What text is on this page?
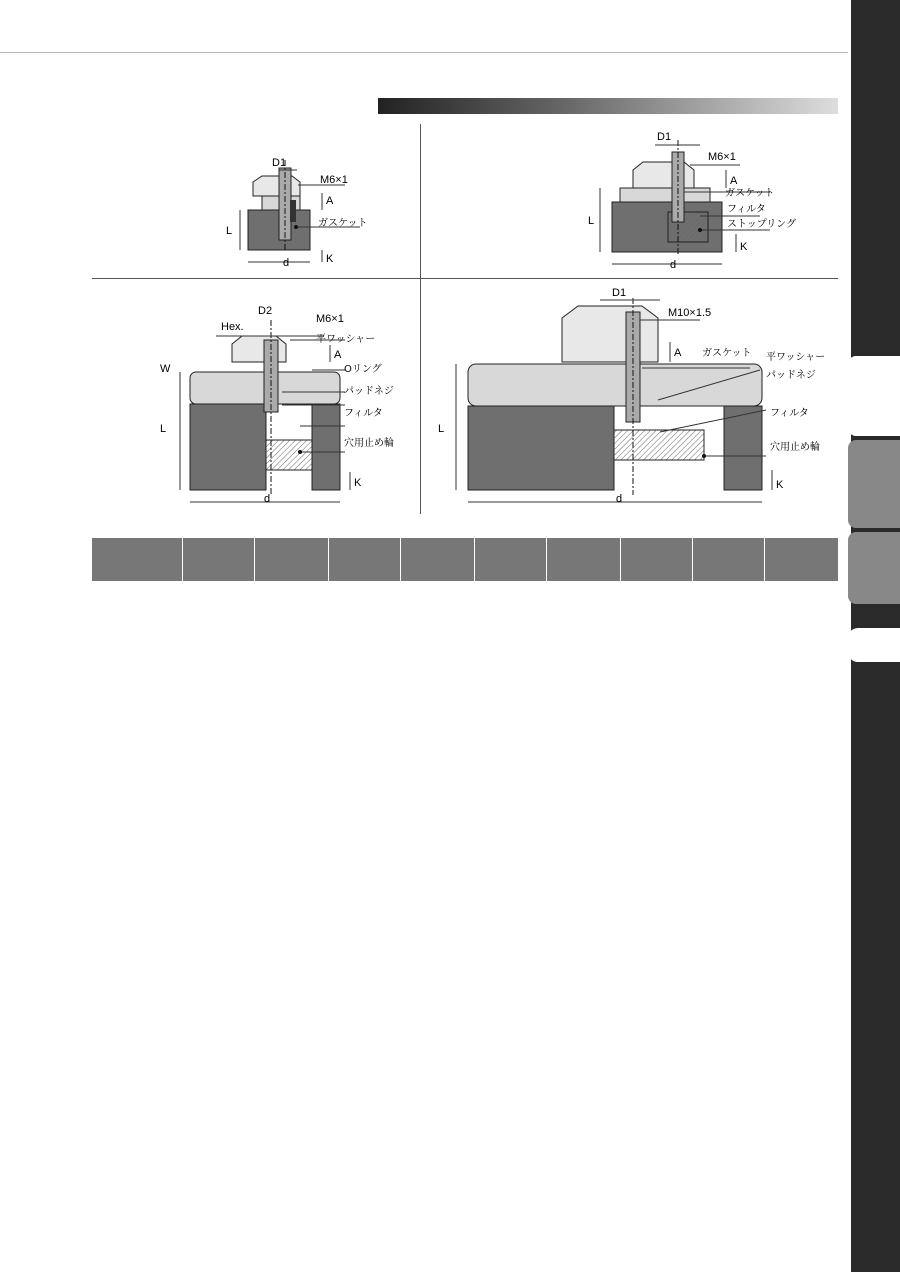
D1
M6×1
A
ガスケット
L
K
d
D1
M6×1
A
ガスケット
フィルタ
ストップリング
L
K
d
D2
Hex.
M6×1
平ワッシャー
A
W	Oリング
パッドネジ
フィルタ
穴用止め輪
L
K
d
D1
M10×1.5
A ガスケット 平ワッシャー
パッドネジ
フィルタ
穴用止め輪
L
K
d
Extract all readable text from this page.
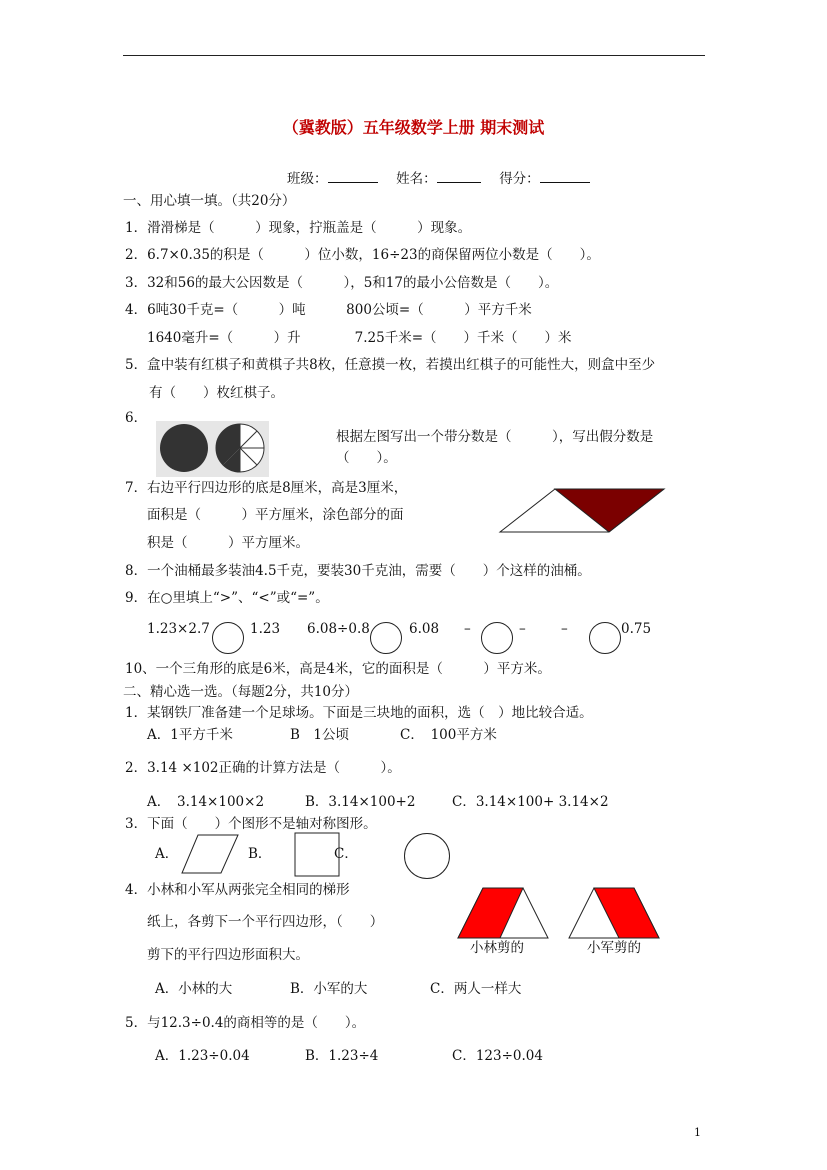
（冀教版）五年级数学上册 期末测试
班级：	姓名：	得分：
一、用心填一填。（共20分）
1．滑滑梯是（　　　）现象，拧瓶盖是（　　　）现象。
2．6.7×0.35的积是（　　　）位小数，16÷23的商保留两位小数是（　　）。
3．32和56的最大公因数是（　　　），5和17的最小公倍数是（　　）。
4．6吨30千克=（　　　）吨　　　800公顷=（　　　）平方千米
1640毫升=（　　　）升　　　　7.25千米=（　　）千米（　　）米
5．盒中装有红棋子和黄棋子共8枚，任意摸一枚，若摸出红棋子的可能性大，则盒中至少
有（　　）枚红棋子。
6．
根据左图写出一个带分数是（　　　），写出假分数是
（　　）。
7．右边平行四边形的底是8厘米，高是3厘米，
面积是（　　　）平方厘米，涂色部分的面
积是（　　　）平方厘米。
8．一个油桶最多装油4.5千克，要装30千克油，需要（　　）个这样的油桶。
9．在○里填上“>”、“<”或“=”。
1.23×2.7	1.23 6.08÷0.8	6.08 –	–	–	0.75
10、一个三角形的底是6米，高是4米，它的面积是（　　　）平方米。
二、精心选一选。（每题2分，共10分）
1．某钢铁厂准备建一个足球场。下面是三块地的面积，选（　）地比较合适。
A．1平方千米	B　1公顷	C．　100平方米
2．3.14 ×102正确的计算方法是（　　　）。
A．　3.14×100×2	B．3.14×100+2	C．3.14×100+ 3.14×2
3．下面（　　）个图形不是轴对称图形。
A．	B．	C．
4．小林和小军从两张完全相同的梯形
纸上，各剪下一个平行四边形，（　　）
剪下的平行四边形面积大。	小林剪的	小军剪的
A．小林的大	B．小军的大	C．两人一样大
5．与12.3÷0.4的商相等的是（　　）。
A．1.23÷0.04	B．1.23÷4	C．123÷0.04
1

=-=-=

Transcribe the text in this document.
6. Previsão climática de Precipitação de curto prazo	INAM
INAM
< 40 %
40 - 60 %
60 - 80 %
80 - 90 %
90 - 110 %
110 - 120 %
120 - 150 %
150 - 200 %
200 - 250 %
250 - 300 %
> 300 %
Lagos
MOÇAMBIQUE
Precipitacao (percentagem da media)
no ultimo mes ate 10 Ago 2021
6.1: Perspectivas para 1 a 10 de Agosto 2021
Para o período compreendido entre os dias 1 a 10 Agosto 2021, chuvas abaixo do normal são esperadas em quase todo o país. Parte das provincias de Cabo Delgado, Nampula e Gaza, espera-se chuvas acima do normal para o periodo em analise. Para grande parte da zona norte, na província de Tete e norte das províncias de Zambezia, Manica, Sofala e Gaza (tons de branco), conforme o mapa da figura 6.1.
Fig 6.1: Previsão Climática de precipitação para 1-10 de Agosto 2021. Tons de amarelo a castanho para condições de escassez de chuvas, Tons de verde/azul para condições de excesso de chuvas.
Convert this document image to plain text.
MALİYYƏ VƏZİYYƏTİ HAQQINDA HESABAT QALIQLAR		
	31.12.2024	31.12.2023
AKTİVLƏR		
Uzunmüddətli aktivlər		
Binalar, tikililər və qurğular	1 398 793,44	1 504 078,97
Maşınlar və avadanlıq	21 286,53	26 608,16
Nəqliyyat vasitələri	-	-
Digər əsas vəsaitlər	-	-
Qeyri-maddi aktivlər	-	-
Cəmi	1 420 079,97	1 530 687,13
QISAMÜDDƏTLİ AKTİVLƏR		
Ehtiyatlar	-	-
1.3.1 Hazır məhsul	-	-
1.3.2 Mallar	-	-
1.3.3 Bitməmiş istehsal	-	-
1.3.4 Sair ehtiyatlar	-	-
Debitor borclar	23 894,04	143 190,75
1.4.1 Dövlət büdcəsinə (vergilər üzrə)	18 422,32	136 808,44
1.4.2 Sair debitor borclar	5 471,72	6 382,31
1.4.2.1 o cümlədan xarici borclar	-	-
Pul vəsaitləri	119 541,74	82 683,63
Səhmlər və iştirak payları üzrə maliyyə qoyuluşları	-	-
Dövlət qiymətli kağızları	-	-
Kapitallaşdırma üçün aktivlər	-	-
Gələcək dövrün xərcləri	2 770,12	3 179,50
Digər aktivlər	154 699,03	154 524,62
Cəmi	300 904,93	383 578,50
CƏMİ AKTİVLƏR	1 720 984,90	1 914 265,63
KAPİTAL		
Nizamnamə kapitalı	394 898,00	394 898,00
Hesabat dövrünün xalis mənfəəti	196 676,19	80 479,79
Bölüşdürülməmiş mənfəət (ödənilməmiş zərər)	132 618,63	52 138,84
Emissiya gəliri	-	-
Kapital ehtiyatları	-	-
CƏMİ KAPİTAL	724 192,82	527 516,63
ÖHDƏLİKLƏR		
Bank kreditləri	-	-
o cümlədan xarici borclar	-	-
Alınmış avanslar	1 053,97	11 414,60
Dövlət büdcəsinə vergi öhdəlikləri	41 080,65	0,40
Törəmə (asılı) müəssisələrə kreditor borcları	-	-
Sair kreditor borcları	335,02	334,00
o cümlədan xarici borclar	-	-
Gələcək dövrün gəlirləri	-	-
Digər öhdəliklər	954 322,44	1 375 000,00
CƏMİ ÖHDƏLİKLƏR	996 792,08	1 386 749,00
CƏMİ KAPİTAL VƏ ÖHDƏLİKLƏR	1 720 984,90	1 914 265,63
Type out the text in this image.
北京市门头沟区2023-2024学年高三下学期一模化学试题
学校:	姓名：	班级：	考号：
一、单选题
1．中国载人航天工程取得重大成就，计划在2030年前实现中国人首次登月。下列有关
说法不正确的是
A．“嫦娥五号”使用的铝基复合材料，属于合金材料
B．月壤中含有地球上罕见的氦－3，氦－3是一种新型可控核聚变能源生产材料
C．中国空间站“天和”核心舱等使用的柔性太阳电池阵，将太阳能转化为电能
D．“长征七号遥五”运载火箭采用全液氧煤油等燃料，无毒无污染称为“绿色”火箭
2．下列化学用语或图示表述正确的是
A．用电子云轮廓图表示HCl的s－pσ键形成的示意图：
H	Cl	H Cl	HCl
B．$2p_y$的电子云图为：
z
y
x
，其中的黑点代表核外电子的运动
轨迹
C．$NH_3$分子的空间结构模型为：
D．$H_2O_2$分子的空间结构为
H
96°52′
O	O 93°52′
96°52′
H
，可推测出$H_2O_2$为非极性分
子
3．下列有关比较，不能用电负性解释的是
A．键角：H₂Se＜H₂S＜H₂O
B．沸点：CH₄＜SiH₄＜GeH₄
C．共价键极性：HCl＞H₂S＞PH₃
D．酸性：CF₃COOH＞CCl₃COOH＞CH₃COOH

=-=-=

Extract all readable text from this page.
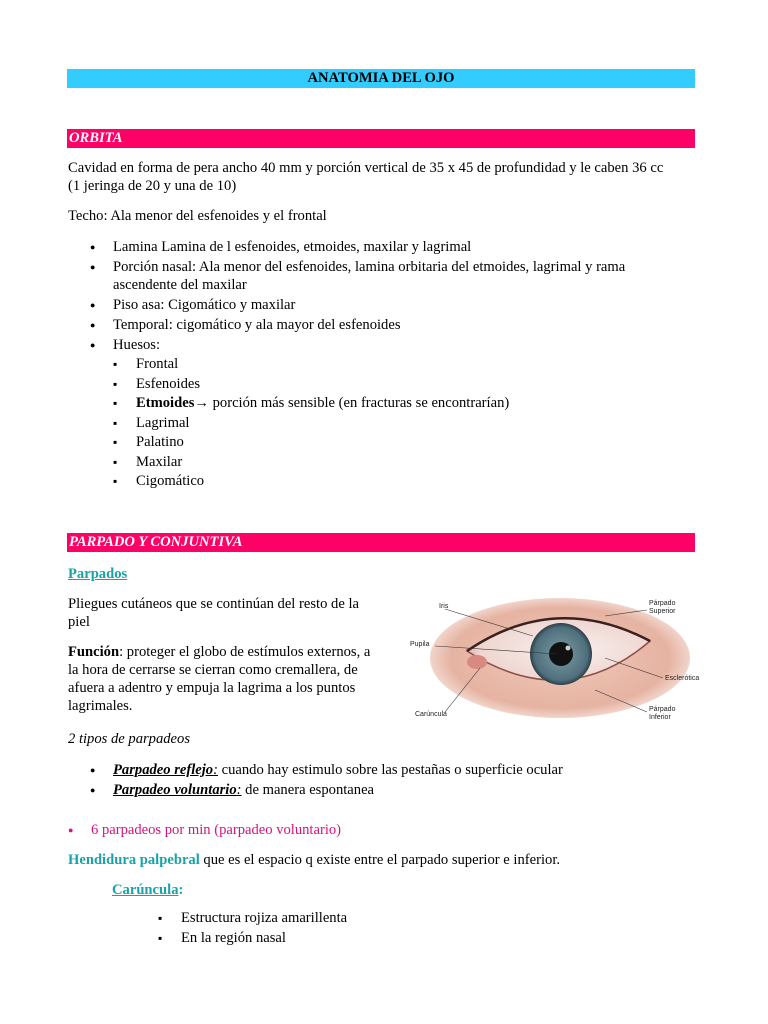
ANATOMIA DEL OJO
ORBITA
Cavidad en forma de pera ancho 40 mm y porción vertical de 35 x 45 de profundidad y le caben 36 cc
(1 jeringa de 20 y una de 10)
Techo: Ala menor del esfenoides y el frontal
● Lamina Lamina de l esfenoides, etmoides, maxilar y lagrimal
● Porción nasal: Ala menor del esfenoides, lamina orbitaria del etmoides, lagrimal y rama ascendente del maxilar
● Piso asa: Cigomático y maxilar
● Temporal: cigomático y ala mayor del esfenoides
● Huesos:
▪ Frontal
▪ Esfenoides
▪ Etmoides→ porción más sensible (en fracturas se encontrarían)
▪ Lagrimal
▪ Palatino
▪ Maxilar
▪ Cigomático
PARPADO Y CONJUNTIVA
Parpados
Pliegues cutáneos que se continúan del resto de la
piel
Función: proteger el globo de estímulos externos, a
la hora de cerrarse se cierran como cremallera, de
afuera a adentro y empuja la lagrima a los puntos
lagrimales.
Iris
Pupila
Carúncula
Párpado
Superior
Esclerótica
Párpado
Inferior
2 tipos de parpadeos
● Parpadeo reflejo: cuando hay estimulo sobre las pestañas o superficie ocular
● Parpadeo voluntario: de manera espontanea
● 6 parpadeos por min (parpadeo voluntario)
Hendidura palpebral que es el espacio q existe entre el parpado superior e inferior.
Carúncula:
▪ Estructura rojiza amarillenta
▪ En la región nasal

=-=-=

■ **Exercise aim**: Of the lines in the entries above, how many include "aktivlər"? Only the number should be given.

■ **The output**: 4